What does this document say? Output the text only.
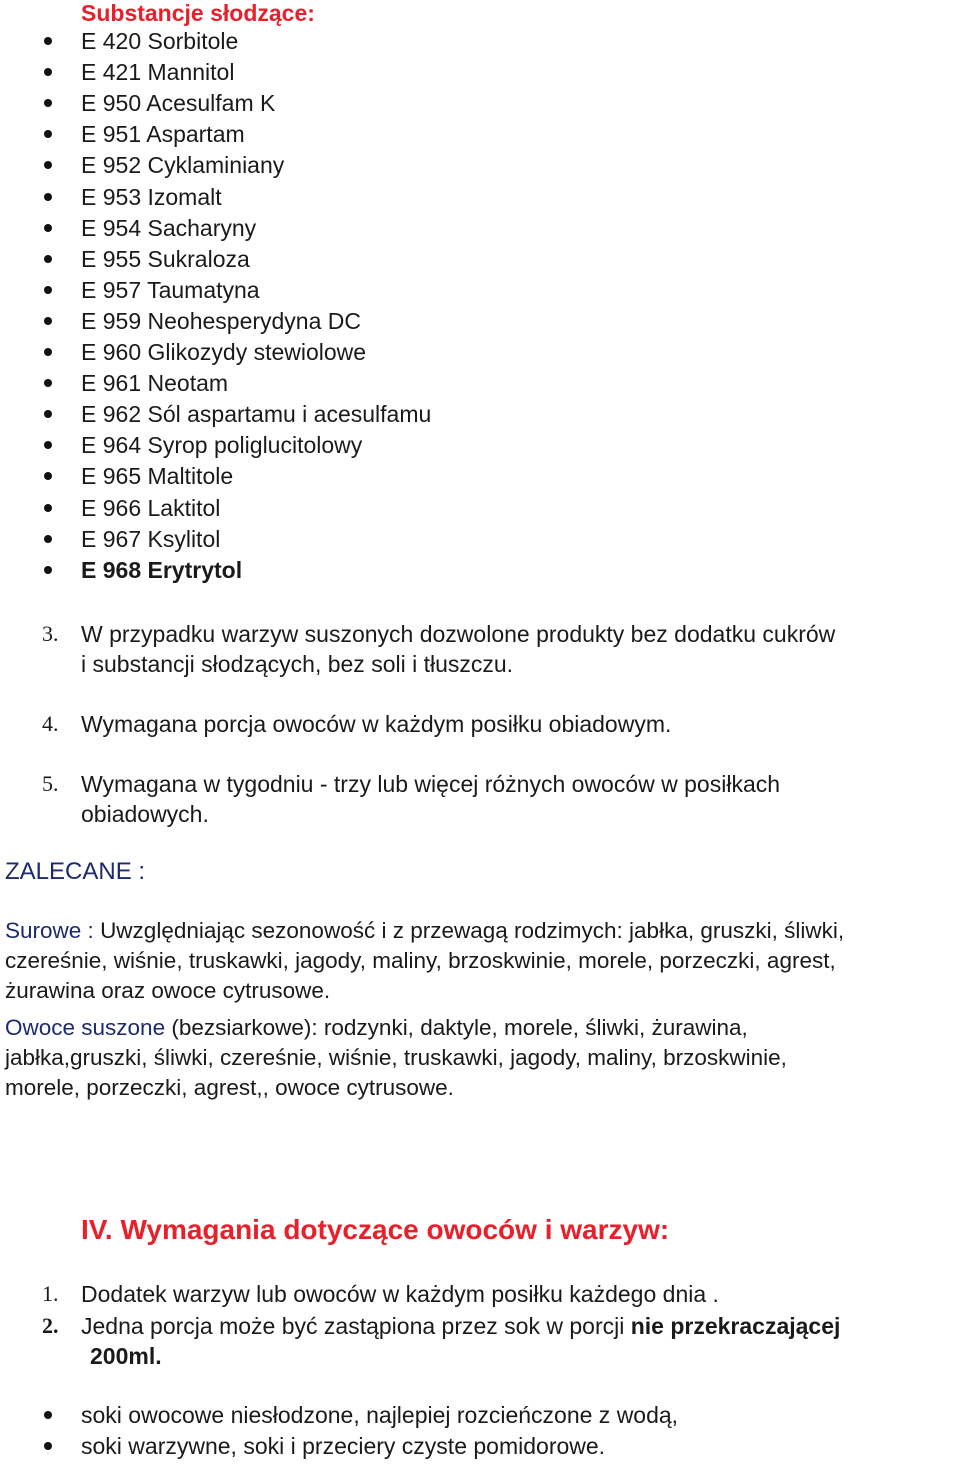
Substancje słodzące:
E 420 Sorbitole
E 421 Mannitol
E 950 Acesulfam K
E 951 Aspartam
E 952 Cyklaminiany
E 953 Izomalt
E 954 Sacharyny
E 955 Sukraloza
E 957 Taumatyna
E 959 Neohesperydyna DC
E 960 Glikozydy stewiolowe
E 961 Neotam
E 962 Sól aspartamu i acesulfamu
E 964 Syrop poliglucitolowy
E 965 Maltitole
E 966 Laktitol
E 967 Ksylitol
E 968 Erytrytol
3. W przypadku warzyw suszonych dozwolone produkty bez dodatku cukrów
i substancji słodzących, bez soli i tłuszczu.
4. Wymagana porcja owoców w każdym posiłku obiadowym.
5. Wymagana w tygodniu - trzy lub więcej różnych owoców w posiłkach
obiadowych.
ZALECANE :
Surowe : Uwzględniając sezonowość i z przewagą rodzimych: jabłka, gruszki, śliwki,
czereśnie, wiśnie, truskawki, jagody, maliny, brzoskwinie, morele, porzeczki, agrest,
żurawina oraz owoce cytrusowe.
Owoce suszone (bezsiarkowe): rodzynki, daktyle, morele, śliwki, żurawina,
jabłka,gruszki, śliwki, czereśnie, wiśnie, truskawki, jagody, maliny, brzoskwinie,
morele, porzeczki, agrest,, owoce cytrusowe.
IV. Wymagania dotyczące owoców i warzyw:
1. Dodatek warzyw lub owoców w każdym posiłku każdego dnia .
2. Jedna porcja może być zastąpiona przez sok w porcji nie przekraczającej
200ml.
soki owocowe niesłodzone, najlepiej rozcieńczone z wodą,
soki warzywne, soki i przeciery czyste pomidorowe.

PROBLEM TO SOLVE: Identify the lines in the entries that hold "jabłka" and return each one.

RESULT OF THE EXERCISE:
Surowe : Uwzględniając sezonowość i z przewagą rodzimych: jabłka, gruszki, śliwki,
jabłka,gruszki, śliwki, czereśnie, wiśnie, truskawki, jagody, maliny, brzoskwinie,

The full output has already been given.